Work to do
Each line of the material below should be reproduced exactly.

Dataset rows

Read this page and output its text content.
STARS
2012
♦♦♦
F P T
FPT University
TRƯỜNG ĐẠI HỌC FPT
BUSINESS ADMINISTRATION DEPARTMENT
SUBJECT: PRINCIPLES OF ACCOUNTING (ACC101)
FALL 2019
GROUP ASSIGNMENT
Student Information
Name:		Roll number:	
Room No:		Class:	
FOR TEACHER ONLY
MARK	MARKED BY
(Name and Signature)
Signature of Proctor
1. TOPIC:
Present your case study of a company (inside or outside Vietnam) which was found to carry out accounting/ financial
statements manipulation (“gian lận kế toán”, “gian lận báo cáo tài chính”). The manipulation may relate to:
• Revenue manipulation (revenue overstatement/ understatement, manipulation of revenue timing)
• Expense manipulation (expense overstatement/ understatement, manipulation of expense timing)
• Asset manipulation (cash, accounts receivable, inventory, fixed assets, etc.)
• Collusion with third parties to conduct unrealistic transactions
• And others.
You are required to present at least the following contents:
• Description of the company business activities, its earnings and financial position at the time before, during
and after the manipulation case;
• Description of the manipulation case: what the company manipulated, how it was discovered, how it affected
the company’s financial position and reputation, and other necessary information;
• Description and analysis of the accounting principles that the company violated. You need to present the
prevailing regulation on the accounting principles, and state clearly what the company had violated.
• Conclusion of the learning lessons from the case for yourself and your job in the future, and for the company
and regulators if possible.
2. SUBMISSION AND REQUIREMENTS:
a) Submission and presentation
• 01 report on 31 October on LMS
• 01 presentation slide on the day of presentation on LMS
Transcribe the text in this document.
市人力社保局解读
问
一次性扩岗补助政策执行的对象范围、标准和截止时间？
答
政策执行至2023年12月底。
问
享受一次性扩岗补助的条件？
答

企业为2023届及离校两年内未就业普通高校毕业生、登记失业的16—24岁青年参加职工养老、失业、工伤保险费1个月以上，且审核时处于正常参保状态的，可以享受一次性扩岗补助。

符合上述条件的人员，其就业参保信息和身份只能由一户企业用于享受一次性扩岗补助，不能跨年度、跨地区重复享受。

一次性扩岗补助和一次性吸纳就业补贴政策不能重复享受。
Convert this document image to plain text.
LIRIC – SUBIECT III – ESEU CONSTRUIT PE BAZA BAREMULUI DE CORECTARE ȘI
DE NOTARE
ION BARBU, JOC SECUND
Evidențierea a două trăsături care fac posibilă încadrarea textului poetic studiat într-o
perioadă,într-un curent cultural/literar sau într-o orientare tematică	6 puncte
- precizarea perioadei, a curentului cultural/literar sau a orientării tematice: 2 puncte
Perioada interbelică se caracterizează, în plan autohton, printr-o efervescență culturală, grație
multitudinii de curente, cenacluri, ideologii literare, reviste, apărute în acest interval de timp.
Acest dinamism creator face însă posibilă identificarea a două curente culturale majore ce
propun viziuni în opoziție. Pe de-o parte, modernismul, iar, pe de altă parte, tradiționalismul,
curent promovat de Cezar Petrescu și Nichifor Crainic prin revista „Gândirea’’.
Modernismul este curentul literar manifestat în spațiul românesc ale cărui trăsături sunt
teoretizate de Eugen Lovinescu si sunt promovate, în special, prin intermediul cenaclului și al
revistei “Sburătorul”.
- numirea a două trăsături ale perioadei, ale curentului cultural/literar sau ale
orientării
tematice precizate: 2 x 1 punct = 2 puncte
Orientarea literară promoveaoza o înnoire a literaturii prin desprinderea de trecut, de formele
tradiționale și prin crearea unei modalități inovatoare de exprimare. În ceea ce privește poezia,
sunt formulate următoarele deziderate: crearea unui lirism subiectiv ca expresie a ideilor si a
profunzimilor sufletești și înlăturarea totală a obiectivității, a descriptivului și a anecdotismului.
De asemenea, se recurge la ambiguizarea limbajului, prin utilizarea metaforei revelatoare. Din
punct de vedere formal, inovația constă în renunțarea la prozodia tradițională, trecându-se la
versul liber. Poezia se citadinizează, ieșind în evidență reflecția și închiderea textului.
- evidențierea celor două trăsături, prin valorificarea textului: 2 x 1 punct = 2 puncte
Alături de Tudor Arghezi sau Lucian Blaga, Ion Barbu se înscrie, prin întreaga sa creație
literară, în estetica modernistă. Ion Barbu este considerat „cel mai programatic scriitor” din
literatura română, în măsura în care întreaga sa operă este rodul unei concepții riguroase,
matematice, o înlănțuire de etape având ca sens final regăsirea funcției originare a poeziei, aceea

Result
Read this page and output its text content.
STARS
2012
♦♦♦
F P T
FPT University
TRƯỜNG ĐẠI HỌC FPT
BUSINESS ADMINISTRATION DEPARTMENT
SUBJECT: PRINCIPLES OF ACCOUNTING (ACC101)
FALL 2019
GROUP ASSIGNMENT
Student Information
Name:		Roll number:	
Room No:		Class:	
FOR TEACHER ONLY
MARK	MARKED BY
(Name and Signature)
Signature of Proctor
1. TOPIC:
Present your case study of a company (inside or outside Vietnam) which was found to carry out accounting/ financial
statements manipulation (“gian lận kế toán”, “gian lận báo cáo tài chính”). The manipulation may relate to:
• Revenue manipulation (revenue overstatement/ understatement, manipulation of revenue timing)
• Expense manipulation (expense overstatement/ understatement, manipulation of expense timing)
• Asset manipulation (cash, accounts receivable, inventory, fixed assets, etc.)
• Collusion with third parties to conduct unrealistic transactions
• And others.
You are required to present at least the following contents:
• Description of the company business activities, its earnings and financial position at the time before, during
and after the manipulation case;
• Description of the manipulation case: what the company manipulated, how it was discovered, how it affected
the company’s financial position and reputation, and other necessary information;
• Description and analysis of the accounting principles that the company violated. You need to present the
prevailing regulation on the accounting principles, and state clearly what the company had violated.
• Conclusion of the learning lessons from the case for yourself and your job in the future, and for the company
and regulators if possible.
2. SUBMISSION AND REQUIREMENTS:
a) Submission and presentation
• 01 report on 31 October on LMS
• 01 presentation slide on the day of presentation on LMS
Transcribe the text in this document.
市人力社保局解读
问
一次性扩岗补助政策执行的对象范围、标准和截止时间？
答
政策执行至2023年12月底。
问
享受一次性扩岗补助的条件？
答

企业为2023届及离校两年内未就业普通高校毕业生、登记失业的16—24岁青年参加职工养老、失业、工伤保险费1个月以上，且审核时处于正常参保状态的，可以享受一次性扩岗补助。

符合上述条件的人员，其就业参保信息和身份只能由一户企业用于享受一次性扩岗补助，不能跨年度、跨地区重复享受。

一次性扩岗补助和一次性吸纳就业补贴政策不能重复享受。
Convert this document image to plain text.
LIRIC – SUBIECT III – ESEU CONSTRUIT PE BAZA BAREMULUI DE CORECTARE ȘI
DE NOTARE
ION BARBU, JOC SECUND
Evidențierea a două trăsături care fac posibilă încadrarea textului poetic studiat într-o
perioadă,într-un curent cultural/literar sau într-o orientare tematică	6 puncte
- precizarea perioadei, a curentului cultural/literar sau a orientării tematice: 2 puncte
Perioada interbelică se caracterizează, în plan autohton, printr-o efervescență culturală, grație
multitudinii de curente, cenacluri, ideologii literare, reviste, apărute în acest interval de timp.
Acest dinamism creator face însă posibilă identificarea a două curente culturale majore ce
propun viziuni în opoziție. Pe de-o parte, modernismul, iar, pe de altă parte, tradiționalismul,
curent promovat de Cezar Petrescu și Nichifor Crainic prin revista „Gândirea’’.
Modernismul este curentul literar manifestat în spațiul românesc ale cărui trăsături sunt
teoretizate de Eugen Lovinescu si sunt promovate, în special, prin intermediul cenaclului și al
revistei “Sburătorul”.
- numirea a două trăsături ale perioadei, ale curentului cultural/literar sau ale
orientării
tematice precizate: 2 x 1 punct = 2 puncte
Orientarea literară promoveaoza o înnoire a literaturii prin desprinderea de trecut, de formele
tradiționale și prin crearea unei modalități inovatoare de exprimare. În ceea ce privește poezia,
sunt formulate următoarele deziderate: crearea unui lirism subiectiv ca expresie a ideilor si a
profunzimilor sufletești și înlăturarea totală a obiectivității, a descriptivului și a anecdotismului.
De asemenea, se recurge la ambiguizarea limbajului, prin utilizarea metaforei revelatoare. Din
punct de vedere formal, inovația constă în renunțarea la prozodia tradițională, trecându-se la
versul liber. Poezia se citadinizează, ieșind în evidență reflecția și închiderea textului.
- evidențierea celor două trăsături, prin valorificarea textului: 2 x 1 punct = 2 puncte
Alături de Tudor Arghezi sau Lucian Blaga, Ion Barbu se înscrie, prin întreaga sa creație
literară, în estetica modernistă. Ion Barbu este considerat „cel mai programatic scriitor” din
literatura română, în măsura în care întreaga sa operă este rodul unei concepții riguroase,
matematice, o înlănțuire de etape având ca sens final regăsirea funcției originare a poeziei, aceea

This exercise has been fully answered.